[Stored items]
----
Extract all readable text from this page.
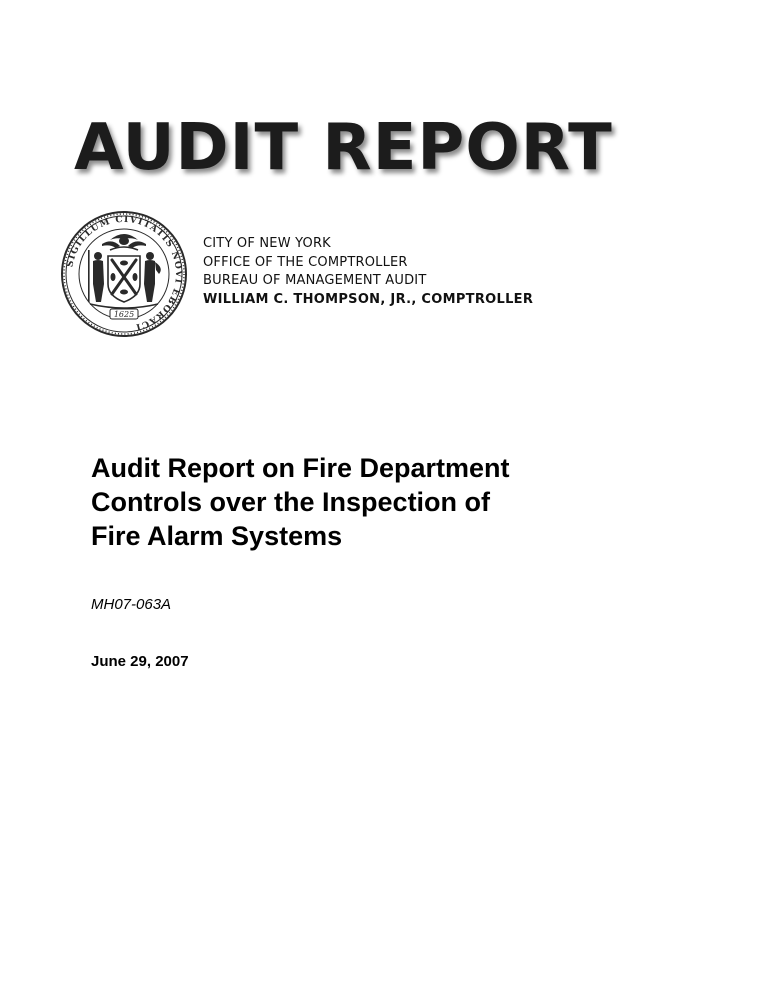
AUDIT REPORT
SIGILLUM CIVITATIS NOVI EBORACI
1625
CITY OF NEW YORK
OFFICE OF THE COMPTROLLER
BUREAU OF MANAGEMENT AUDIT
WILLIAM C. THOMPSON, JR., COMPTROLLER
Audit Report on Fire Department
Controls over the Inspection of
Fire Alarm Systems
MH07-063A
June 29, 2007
----
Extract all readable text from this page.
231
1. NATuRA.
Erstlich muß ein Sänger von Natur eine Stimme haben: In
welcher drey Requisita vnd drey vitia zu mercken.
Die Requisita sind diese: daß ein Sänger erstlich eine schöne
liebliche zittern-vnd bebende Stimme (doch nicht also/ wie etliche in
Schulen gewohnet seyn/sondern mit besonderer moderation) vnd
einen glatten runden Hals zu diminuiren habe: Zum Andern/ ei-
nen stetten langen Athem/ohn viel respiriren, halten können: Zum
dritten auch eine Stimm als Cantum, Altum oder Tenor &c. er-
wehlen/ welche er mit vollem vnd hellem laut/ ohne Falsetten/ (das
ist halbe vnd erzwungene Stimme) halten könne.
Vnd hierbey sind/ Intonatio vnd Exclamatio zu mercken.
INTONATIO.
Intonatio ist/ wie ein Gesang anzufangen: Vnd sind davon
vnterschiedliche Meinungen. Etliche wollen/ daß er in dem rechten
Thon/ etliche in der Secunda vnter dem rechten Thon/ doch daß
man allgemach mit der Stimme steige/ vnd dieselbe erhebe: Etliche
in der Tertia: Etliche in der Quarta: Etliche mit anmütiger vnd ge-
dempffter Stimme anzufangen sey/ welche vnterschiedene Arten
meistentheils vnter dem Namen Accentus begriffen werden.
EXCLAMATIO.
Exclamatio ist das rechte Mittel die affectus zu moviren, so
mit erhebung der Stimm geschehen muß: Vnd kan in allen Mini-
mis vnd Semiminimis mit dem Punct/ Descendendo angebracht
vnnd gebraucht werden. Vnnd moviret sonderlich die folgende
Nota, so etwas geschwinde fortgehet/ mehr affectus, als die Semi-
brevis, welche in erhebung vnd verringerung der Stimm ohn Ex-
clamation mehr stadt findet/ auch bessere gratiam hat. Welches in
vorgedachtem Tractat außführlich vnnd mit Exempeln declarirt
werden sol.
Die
----
*Given task*
Using the material above, gather every line that includes "halten".

*Completed task*
nen stetten langen Athem/ohn viel respiriren, halten können: Zum
ist halbe vnd erzwungene Stimme) halten könne.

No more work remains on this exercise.